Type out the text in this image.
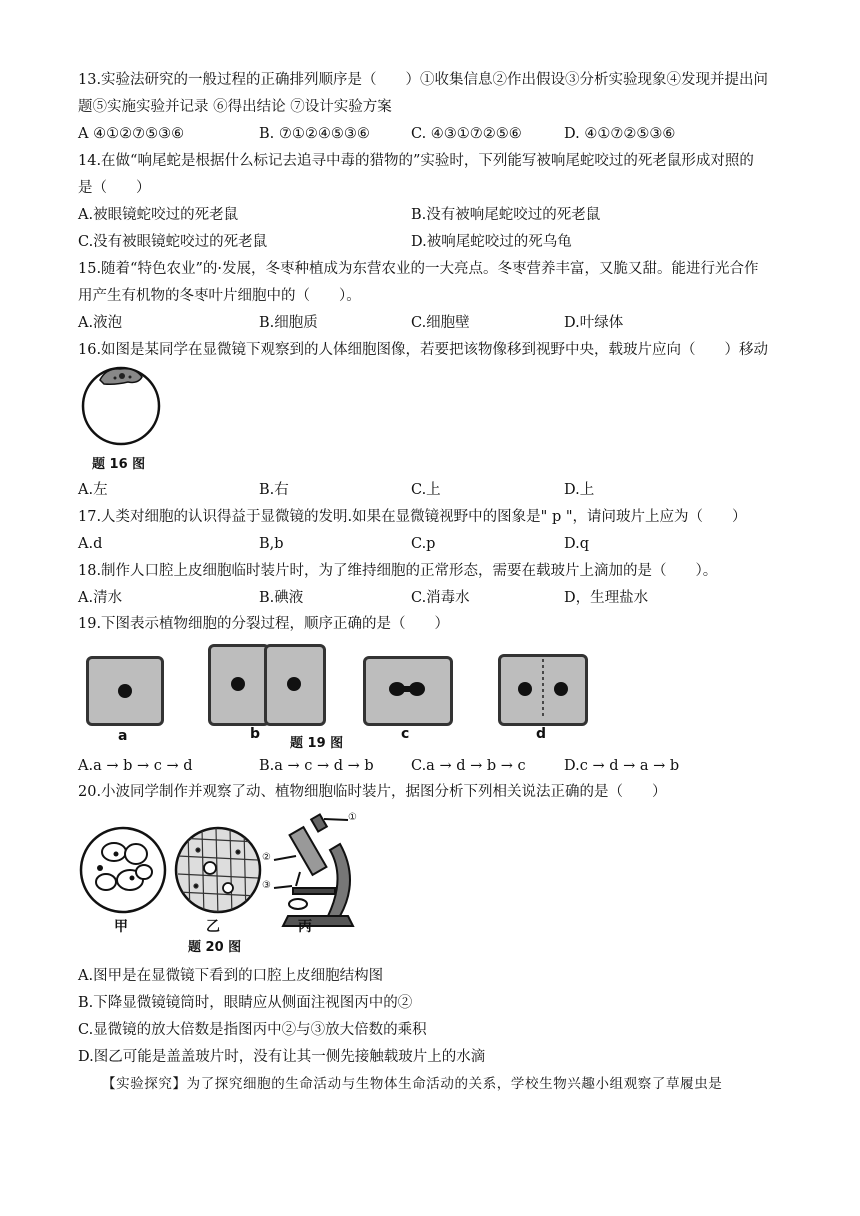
13.实验法研究的一般过程的正确排列顺序是（　　）①收集信息②作出假设③分析实验现象④发现并提出问
题⑤实施实验并记录 ⑥得出结论 ⑦设计实验方案
A ④①②⑦⑤③⑥	B. ⑦①②④⑤③⑥	C. ④③①⑦②⑤⑥	D. ④①⑦②⑤③⑥
14.在做“响尾蛇是根据什么标记去追寻中毒的猎物的”实验时，下列能写被响尾蛇咬过的死老鼠形成对照的
是（　　）
A.被眼镜蛇咬过的死老鼠	B.没有被响尾蛇咬过的死老鼠
C.没有被眼镜蛇咬过的死老鼠	D.被响尾蛇咬过的死乌龟
15.随着“特色农业”的·发展，冬枣种植成为东营农业的一大亮点。冬枣营养丰富，又脆又甜。能进行光合作
用产生有机物的冬枣叶片细胞中的（　　）。
A.液泡	B.细胞质	C.细胞壁	D.叶绿体
16.如图是某同学在显微镜下观察到的人体细胞图像，若要把该物像移到视野中央，载玻片应向（　　）移动
题 16 图
A.左	B.右	C.上	D.上
17.人类对细胞的认识得益于显微镜的发明.如果在显微镜视野中的图象是" p "，请问玻片上应为（　　）
A.d	B,b	C.p	D.q
18.制作人口腔上皮细胞临时装片时，为了维持细胞的正常形态，需要在载玻片上滴加的是（　　）。
A.清水	B.碘液	C.消毒水	D，生理盐水
19.下图表示植物细胞的分裂过程，顺序正确的是（　　）
a	b	c	d
题 19 图
A.a → b → c → d	B.a → c → d → b	C.a → d → b → c	D.c → d → a → b
20.小波同学制作并观察了动、植物细胞临时装片，据图分析下列相关说法正确的是（　　）
①
②
③
甲	乙	丙
题 20 图
A.图甲是在显微镜下看到的口腔上皮细胞结构图
B.下降显微镜镜筒时，眼睛应从侧面注视图丙中的②
C.显微镜的放大倍数是指图丙中②与③放大倍数的乘积
D.图乙可能是盖盖玻片时，没有让其一侧先接触载玻片上的水滴
【实验探究】为了探究细胞的生命活动与生物体生命活动的关系，学校生物兴趣小组观察了草履虫是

+-------+

WHAT NEEDS TO BE DONE:
In your copy, repeat each record exactly and include no pictures.

RESPONSE BELOW:
Type out the text in this image.
13.实验法研究的一般过程的正确排列顺序是（　　）①收集信息②作出假设③分析实验现象④发现并提出问
题⑤实施实验并记录 ⑥得出结论 ⑦设计实验方案
A ④①②⑦⑤③⑥	B. ⑦①②④⑤③⑥	C. ④③①⑦②⑤⑥	D. ④①⑦②⑤③⑥
14.在做“响尾蛇是根据什么标记去追寻中毒的猎物的”实验时，下列能写被响尾蛇咬过的死老鼠形成对照的
是（　　）
A.被眼镜蛇咬过的死老鼠	B.没有被响尾蛇咬过的死老鼠
C.没有被眼镜蛇咬过的死老鼠	D.被响尾蛇咬过的死乌龟
15.随着“特色农业”的·发展，冬枣种植成为东营农业的一大亮点。冬枣营养丰富，又脆又甜。能进行光合作
用产生有机物的冬枣叶片细胞中的（　　）。
A.液泡	B.细胞质	C.细胞壁	D.叶绿体
16.如图是某同学在显微镜下观察到的人体细胞图像，若要把该物像移到视野中央，载玻片应向（　　）移动
题 16 图
A.左	B.右	C.上	D.上
17.人类对细胞的认识得益于显微镜的发明.如果在显微镜视野中的图象是" p "，请问玻片上应为（　　）
A.d	B,b	C.p	D.q
18.制作人口腔上皮细胞临时装片时，为了维持细胞的正常形态，需要在载玻片上滴加的是（　　）。
A.清水	B.碘液	C.消毒水	D，生理盐水
19.下图表示植物细胞的分裂过程，顺序正确的是（　　）
a	b	c	d
题 19 图
A.a → b → c → d	B.a → c → d → b	C.a → d → b → c	D.c → d → a → b
20.小波同学制作并观察了动、植物细胞临时装片，据图分析下列相关说法正确的是（　　）
①
②
③
甲	乙	丙
题 20 图
A.图甲是在显微镜下看到的口腔上皮细胞结构图
B.下降显微镜镜筒时，眼睛应从侧面注视图丙中的②
C.显微镜的放大倍数是指图丙中②与③放大倍数的乘积
D.图乙可能是盖盖玻片时，没有让其一侧先接触载玻片上的水滴
【实验探究】为了探究细胞的生命活动与生物体生命活动的关系，学校生物兴趣小组观察了草履虫是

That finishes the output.